--- BEGIN Provided information ---

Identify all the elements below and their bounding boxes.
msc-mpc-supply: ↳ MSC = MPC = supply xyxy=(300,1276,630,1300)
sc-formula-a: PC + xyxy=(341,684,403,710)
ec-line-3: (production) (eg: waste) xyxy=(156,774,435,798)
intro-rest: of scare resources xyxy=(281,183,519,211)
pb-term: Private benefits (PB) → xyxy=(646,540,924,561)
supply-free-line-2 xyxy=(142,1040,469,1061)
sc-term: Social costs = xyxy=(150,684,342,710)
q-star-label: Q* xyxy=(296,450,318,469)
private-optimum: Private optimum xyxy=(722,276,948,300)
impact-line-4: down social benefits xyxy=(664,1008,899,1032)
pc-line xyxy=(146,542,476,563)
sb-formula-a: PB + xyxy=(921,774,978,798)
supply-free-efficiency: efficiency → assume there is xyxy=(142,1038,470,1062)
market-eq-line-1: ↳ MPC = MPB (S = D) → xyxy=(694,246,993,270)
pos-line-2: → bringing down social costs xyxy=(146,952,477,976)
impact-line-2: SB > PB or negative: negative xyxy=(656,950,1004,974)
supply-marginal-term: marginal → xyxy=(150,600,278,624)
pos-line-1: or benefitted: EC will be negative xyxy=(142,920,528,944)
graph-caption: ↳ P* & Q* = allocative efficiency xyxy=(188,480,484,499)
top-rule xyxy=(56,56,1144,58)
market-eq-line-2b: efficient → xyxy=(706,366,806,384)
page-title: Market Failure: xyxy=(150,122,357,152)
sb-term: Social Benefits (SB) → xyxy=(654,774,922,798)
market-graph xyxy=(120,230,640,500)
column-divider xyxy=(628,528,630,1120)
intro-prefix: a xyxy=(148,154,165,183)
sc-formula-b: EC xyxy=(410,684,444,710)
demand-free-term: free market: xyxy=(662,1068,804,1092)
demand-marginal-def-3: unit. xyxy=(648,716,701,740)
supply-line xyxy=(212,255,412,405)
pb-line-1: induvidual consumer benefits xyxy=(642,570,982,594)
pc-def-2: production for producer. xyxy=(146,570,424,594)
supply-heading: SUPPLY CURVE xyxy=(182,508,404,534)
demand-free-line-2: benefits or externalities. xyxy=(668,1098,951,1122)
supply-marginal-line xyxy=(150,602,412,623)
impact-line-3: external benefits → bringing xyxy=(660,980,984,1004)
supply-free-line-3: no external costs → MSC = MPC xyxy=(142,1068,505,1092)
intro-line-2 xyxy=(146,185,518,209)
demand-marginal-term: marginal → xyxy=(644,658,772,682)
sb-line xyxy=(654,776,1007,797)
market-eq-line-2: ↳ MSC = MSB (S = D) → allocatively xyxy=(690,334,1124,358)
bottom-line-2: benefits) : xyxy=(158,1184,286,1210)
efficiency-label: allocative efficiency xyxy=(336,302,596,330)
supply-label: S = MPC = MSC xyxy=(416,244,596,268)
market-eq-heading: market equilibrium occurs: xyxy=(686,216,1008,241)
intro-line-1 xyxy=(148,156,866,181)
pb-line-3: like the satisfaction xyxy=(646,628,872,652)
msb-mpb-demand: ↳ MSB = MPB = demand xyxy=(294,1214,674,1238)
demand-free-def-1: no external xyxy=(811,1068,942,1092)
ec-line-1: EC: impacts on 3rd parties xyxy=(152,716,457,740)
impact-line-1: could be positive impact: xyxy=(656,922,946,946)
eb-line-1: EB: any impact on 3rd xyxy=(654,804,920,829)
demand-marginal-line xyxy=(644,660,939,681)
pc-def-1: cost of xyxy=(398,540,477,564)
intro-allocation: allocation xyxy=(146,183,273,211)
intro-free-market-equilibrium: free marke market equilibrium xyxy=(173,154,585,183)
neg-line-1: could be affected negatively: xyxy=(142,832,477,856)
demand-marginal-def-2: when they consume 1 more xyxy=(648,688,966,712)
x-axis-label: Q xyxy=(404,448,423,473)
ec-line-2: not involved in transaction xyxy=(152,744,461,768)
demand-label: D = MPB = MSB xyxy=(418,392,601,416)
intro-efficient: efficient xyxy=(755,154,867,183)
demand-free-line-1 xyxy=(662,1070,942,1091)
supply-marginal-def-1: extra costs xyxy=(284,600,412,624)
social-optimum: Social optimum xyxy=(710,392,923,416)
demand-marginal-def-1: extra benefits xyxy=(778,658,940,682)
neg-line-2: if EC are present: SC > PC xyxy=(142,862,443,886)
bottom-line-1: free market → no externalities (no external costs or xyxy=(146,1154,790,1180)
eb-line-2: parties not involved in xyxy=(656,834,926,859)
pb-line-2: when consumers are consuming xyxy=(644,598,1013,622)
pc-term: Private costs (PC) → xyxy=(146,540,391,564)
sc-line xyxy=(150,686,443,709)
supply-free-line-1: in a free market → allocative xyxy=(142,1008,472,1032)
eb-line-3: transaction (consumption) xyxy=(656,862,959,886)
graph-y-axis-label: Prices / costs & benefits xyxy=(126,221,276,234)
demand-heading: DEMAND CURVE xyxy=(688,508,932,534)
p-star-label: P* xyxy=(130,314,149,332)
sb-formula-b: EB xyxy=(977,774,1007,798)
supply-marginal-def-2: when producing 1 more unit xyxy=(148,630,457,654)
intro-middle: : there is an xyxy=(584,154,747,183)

--- END Provided information ---

Written problem: Change every occurrence of "free market" to "unregulated market" in the lines above, leaving everything else unchanged.

Final result:
Identify all the elements below and their bounding boxes.
msc-mpc-supply: ↳ MSC = MPC = supply xyxy=(300,1276,630,1300)
sc-formula-a: PC + xyxy=(341,684,403,710)
ec-line-3: (production) (eg: waste) xyxy=(156,774,435,798)
intro-rest: of scare resources xyxy=(281,183,519,211)
pb-term: Private benefits (PB) → xyxy=(646,540,924,561)
supply-free-line-2 xyxy=(142,1040,469,1061)
sc-term: Social costs = xyxy=(150,684,342,710)
q-star-label: Q* xyxy=(296,450,318,469)
private-optimum: Private optimum xyxy=(722,276,948,300)
impact-line-4: down social benefits xyxy=(664,1008,899,1032)
pc-line xyxy=(146,542,476,563)
sb-formula-a: PB + xyxy=(921,774,978,798)
supply-free-efficiency: efficiency → assume there is xyxy=(142,1038,470,1062)
market-eq-line-1: ↳ MPC = MPB (S = D) → xyxy=(694,246,993,270)
pos-line-2: → bringing down social costs xyxy=(146,952,477,976)
impact-line-2: SB > PB or negative: negative xyxy=(656,950,1004,974)
supply-marginal-term: marginal → xyxy=(150,600,278,624)
pos-line-1: or benefitted: EC will be negative xyxy=(142,920,528,944)
graph-caption: ↳ P* & Q* = allocative efficiency xyxy=(188,480,484,499)
top-rule xyxy=(56,56,1144,58)
market-eq-line-2b: efficient → xyxy=(706,366,806,384)
page-title: Market Failure: xyxy=(150,122,357,152)
sb-term: Social Benefits (SB) → xyxy=(654,774,922,798)
market-graph xyxy=(120,230,640,500)
column-divider xyxy=(628,528,630,1120)
intro-prefix: a xyxy=(148,154,165,183)
sc-formula-b: EC xyxy=(410,684,444,710)
demand-free-term: unregulated market: xyxy=(662,1068,804,1092)
demand-marginal-def-3: unit. xyxy=(648,716,701,740)
supply-line xyxy=(212,255,412,405)
pb-line-1: induvidual consumer benefits xyxy=(642,570,982,594)
pc-def-2: production for producer. xyxy=(146,570,424,594)
supply-heading: SUPPLY CURVE xyxy=(182,508,404,534)
demand-free-line-2: benefits or externalities. xyxy=(668,1098,951,1122)
supply-marginal-line xyxy=(150,602,412,623)
impact-line-3: external benefits → bringing xyxy=(660,980,984,1004)
supply-free-line-3: no external costs → MSC = MPC xyxy=(142,1068,505,1092)
intro-line-2 xyxy=(146,185,518,209)
demand-marginal-term: marginal → xyxy=(644,658,772,682)
sb-line xyxy=(654,776,1007,797)
market-eq-line-2: ↳ MSC = MSB (S = D) → allocatively xyxy=(690,334,1124,358)
bottom-line-2: benefits) : xyxy=(158,1184,286,1210)
efficiency-label: allocative efficiency xyxy=(336,302,596,330)
supply-label: S = MPC = MSC xyxy=(416,244,596,268)
market-eq-heading: market equilibrium occurs: xyxy=(686,216,1008,241)
intro-line-1 xyxy=(148,156,866,181)
pb-line-3: like the satisfaction xyxy=(646,628,872,652)
msb-mpb-demand: ↳ MSB = MPB = demand xyxy=(294,1214,674,1238)
demand-free-def-1: no external xyxy=(811,1068,942,1092)
ec-line-1: EC: impacts on 3rd parties xyxy=(152,716,457,740)
impact-line-1: could be positive impact: xyxy=(656,922,946,946)
eb-line-1: EB: any impact on 3rd xyxy=(654,804,920,829)
demand-marginal-line xyxy=(644,660,939,681)
pc-def-1: cost of xyxy=(398,540,477,564)
intro-allocation: allocation xyxy=(146,183,273,211)
intro-free-market-equilibrium: free marke market equilibrium xyxy=(173,154,585,183)
neg-line-1: could be affected negatively: xyxy=(142,832,477,856)
demand-marginal-def-2: when they consume 1 more xyxy=(648,688,966,712)
x-axis-label: Q xyxy=(404,448,423,473)
ec-line-2: not involved in transaction xyxy=(152,744,461,768)
demand-label: D = MPB = MSB xyxy=(418,392,601,416)
intro-efficient: efficient xyxy=(755,154,867,183)
demand-free-line-1 xyxy=(662,1070,942,1091)
supply-marginal-def-1: extra costs xyxy=(284,600,412,624)
social-optimum: Social optimum xyxy=(710,392,923,416)
demand-marginal-def-1: extra benefits xyxy=(778,658,940,682)
neg-line-2: if EC are present: SC > PC xyxy=(142,862,443,886)
bottom-line-1: unregulated market → no externalities (no external costs or xyxy=(146,1154,790,1180)
eb-line-2: parties not involved in xyxy=(656,834,926,859)
pb-line-2: when consumers are consuming xyxy=(644,598,1013,622)
pc-term: Private costs (PC) → xyxy=(146,540,391,564)
sc-line xyxy=(150,686,443,709)
supply-free-line-1: in a unregulated market → allocative xyxy=(142,1008,472,1032)
eb-line-3: transaction (consumption) xyxy=(656,862,959,886)
graph-y-axis-label: Prices / costs & benefits xyxy=(126,221,276,234)
demand-heading: DEMAND CURVE xyxy=(688,508,932,534)
p-star-label: P* xyxy=(130,314,149,332)
sb-formula-b: EB xyxy=(977,774,1007,798)
supply-marginal-def-2: when producing 1 more unit xyxy=(148,630,457,654)
intro-middle: : there is an xyxy=(584,154,747,183)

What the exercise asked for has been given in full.